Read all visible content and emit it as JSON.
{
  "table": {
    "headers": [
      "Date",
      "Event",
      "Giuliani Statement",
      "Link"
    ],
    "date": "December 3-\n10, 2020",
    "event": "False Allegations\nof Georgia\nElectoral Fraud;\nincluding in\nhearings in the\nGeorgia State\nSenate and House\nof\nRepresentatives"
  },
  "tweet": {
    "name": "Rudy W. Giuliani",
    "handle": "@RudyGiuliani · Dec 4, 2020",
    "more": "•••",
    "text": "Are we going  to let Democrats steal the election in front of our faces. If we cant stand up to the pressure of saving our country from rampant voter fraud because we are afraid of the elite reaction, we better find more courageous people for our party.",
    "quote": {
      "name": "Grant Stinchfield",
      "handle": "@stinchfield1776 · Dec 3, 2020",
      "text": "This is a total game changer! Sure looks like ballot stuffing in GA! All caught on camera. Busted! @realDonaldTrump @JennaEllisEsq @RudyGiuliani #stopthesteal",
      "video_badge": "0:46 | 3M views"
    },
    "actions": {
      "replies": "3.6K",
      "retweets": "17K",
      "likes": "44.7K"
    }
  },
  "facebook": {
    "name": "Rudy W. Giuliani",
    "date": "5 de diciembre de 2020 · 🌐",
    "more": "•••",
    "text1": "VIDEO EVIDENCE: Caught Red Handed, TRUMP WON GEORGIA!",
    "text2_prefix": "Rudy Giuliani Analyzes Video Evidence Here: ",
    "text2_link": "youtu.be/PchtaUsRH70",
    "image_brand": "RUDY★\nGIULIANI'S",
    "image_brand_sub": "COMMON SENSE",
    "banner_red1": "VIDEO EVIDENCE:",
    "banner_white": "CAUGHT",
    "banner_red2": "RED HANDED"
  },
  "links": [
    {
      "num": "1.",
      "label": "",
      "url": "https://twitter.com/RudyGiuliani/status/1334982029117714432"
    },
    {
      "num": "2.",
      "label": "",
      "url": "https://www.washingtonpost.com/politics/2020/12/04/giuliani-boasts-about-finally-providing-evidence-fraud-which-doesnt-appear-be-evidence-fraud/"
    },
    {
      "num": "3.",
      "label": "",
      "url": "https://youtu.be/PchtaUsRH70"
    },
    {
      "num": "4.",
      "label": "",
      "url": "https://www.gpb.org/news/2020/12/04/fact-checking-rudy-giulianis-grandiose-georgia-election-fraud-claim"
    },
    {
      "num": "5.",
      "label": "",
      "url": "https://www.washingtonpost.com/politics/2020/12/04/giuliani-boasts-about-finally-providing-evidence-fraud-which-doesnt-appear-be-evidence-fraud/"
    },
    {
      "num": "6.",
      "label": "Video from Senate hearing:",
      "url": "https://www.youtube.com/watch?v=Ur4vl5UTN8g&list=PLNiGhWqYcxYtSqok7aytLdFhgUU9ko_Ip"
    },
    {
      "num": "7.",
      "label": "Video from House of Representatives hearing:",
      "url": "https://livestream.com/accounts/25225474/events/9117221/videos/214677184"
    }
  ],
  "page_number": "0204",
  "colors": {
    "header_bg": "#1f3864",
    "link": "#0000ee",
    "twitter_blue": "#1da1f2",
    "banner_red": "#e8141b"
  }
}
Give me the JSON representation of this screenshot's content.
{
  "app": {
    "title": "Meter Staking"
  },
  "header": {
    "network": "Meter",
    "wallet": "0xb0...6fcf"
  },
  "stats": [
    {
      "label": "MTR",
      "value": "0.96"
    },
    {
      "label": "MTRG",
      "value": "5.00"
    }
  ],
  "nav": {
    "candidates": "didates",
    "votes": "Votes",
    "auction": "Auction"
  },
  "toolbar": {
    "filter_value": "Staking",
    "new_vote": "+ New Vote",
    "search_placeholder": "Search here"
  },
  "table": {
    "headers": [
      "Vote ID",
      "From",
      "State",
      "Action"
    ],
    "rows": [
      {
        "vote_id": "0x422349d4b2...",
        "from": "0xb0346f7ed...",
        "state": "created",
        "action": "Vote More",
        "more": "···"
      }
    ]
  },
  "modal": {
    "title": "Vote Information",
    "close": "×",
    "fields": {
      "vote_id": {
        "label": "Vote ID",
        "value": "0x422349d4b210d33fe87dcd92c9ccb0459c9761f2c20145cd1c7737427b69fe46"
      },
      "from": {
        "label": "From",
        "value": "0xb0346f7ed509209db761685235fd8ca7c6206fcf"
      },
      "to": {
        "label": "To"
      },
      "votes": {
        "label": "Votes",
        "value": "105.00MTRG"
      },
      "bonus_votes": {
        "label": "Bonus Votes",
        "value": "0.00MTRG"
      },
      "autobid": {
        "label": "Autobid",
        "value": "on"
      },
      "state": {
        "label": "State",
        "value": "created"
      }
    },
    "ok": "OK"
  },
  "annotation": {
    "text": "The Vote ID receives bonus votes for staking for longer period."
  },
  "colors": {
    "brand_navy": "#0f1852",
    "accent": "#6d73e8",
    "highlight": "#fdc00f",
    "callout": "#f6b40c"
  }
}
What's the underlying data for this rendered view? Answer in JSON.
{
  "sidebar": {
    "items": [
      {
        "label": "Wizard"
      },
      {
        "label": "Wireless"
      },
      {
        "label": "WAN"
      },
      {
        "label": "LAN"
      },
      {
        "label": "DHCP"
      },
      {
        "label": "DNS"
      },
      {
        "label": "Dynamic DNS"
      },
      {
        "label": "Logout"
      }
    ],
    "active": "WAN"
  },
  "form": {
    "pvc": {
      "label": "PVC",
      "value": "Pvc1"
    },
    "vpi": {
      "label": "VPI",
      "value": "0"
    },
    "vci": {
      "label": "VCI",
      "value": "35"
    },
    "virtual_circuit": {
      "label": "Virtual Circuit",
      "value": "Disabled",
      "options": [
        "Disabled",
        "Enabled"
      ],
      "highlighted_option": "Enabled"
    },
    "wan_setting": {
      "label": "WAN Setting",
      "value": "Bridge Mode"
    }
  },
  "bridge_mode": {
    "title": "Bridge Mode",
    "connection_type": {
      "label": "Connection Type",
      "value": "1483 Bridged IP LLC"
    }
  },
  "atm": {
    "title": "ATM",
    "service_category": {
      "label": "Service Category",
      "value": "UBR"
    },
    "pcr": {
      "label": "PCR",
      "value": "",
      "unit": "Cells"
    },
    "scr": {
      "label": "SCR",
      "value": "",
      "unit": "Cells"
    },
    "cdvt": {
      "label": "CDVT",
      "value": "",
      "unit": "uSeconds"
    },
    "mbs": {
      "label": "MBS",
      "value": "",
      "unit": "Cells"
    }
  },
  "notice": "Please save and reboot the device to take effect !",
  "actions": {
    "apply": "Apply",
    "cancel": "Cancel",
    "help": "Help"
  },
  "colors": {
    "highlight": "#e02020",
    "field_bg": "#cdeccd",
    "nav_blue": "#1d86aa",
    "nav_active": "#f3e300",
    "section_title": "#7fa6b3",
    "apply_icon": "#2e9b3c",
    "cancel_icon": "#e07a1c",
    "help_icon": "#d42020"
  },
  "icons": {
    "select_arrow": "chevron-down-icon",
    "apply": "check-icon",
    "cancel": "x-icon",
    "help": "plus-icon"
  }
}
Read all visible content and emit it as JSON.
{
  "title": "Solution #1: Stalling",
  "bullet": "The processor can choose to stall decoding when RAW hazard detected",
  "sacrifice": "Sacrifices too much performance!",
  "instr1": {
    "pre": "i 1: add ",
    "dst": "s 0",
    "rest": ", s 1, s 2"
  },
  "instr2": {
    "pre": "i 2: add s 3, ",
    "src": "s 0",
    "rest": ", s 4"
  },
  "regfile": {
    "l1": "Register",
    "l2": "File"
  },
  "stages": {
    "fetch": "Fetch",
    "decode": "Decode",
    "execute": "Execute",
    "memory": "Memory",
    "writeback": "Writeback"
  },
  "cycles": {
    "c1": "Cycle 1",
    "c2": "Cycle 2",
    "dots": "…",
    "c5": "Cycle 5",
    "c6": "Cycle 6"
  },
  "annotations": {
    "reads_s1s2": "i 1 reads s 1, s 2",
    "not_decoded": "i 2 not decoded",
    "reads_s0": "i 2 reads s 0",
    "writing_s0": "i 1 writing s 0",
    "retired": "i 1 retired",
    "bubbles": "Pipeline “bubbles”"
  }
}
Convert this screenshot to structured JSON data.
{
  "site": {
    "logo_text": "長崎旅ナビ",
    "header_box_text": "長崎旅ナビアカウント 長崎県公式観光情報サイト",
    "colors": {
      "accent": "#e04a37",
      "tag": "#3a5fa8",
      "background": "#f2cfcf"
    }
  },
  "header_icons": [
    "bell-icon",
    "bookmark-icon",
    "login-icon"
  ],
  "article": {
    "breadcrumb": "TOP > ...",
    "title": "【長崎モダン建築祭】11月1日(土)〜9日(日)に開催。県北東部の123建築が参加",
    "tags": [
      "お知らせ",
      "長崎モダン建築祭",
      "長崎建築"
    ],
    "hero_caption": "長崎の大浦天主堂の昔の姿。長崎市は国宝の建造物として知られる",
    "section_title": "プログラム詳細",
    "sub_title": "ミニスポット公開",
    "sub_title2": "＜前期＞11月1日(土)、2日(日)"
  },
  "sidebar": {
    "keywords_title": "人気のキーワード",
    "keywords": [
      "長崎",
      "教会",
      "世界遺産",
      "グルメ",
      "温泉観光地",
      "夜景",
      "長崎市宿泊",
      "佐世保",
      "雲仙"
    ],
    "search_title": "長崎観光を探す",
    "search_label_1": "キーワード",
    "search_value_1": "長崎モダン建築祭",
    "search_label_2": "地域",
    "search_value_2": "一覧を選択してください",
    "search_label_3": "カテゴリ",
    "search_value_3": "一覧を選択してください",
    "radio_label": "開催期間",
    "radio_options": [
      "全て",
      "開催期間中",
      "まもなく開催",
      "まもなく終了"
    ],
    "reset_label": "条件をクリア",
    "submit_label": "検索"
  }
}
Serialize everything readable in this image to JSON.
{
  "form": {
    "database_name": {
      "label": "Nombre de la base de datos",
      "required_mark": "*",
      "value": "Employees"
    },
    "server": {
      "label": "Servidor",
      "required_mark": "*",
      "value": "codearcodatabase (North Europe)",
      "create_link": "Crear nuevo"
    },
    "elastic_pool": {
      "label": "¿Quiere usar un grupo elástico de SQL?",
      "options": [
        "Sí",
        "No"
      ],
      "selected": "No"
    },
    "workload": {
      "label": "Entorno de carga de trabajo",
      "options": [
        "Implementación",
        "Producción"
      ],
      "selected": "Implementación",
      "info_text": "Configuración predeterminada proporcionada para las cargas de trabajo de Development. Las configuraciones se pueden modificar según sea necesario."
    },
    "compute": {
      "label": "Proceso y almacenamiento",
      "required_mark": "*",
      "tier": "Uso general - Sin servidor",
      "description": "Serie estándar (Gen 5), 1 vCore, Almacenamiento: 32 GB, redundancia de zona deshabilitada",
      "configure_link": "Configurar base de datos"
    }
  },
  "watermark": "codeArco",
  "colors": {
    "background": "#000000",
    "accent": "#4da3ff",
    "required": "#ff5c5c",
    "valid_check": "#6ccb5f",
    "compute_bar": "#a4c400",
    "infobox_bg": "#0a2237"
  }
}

----

** Task goal **
Show each line in the entries that holds the string "長崎モダン建築祭".

** Answer to the exercise **
    "title": "【長崎モダン建築祭】11月1日(土)〜9日(日)に開催。県北東部の123建築が参加",
      "長崎モダン建築祭",
    "search_value_1": "長崎モダン建築祭",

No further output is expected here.